## Work to do
Please copy the rows from the very first line through the line containing "filter-option[interactable]: 贈與稅 [1378, 922, 1633, 994]", keeping every character unchanged.

## Provided material
** start **

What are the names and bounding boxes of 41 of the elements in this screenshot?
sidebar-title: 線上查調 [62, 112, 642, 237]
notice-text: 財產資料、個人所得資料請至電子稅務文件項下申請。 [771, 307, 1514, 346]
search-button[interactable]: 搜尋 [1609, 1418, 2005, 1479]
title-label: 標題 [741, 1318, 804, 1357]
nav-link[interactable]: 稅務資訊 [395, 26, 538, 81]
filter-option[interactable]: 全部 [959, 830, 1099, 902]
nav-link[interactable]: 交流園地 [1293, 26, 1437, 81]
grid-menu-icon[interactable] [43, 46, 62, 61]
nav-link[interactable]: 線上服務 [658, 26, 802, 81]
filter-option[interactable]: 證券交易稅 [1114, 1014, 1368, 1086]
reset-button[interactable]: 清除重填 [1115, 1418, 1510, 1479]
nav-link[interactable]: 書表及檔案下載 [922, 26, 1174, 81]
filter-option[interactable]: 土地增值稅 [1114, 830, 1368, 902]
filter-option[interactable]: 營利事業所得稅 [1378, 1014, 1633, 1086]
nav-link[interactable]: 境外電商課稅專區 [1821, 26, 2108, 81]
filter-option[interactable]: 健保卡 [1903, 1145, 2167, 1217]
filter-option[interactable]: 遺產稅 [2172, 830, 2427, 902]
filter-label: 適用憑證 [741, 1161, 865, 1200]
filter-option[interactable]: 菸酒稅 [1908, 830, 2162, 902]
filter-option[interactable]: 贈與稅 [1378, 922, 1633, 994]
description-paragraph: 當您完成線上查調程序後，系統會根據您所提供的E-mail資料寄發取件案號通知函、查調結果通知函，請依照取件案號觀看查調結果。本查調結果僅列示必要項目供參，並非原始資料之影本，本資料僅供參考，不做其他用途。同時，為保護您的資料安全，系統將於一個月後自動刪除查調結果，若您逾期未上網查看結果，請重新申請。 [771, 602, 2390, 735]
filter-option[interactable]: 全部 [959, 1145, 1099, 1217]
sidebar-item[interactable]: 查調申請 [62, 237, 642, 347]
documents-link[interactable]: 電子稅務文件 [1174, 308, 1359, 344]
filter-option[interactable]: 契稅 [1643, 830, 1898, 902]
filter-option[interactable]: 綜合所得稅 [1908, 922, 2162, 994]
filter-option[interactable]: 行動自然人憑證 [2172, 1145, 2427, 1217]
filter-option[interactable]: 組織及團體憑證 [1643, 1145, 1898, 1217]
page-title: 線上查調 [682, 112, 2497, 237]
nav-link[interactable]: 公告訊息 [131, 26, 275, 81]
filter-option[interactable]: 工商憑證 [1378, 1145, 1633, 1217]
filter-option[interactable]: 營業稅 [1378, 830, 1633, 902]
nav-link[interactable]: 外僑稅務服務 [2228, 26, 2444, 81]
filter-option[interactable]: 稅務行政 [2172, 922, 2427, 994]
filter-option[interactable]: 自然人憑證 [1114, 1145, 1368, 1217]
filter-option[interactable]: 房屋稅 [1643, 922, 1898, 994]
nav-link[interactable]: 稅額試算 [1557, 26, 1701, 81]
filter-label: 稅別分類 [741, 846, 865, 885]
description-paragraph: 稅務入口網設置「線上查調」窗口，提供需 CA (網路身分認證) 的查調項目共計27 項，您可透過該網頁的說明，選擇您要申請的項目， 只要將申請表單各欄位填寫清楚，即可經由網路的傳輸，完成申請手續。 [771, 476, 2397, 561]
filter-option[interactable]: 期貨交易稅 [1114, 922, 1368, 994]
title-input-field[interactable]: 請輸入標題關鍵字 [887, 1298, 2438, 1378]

** end **

## Written solution
What are the names and bounding boxes of 41 of the elements in this screenshot?
sidebar-title: 線上查調 [62, 112, 642, 237]
notice-text: 財產資料、個人所得資料請至電子稅務文件項下申請。 [771, 307, 1514, 346]
search-button[interactable]: 搜尋 [1609, 1418, 2005, 1479]
title-label: 標題 [741, 1318, 804, 1357]
nav-link[interactable]: 稅務資訊 [395, 26, 538, 81]
filter-option[interactable]: 全部 [959, 830, 1099, 902]
nav-link[interactable]: 交流園地 [1293, 26, 1437, 81]
grid-menu-icon[interactable] [43, 46, 62, 61]
nav-link[interactable]: 線上服務 [658, 26, 802, 81]
filter-option[interactable]: 證券交易稅 [1114, 1014, 1368, 1086]
reset-button[interactable]: 清除重填 [1115, 1418, 1510, 1479]
nav-link[interactable]: 書表及檔案下載 [922, 26, 1174, 81]
filter-option[interactable]: 土地增值稅 [1114, 830, 1368, 902]
filter-option[interactable]: 營利事業所得稅 [1378, 1014, 1633, 1086]
nav-link[interactable]: 境外電商課稅專區 [1821, 26, 2108, 81]
filter-option[interactable]: 健保卡 [1903, 1145, 2167, 1217]
filter-option[interactable]: 遺產稅 [2172, 830, 2427, 902]
filter-label: 適用憑證 [741, 1161, 865, 1200]
filter-option[interactable]: 菸酒稅 [1908, 830, 2162, 902]
filter-option[interactable]: 贈與稅 [1378, 922, 1633, 994]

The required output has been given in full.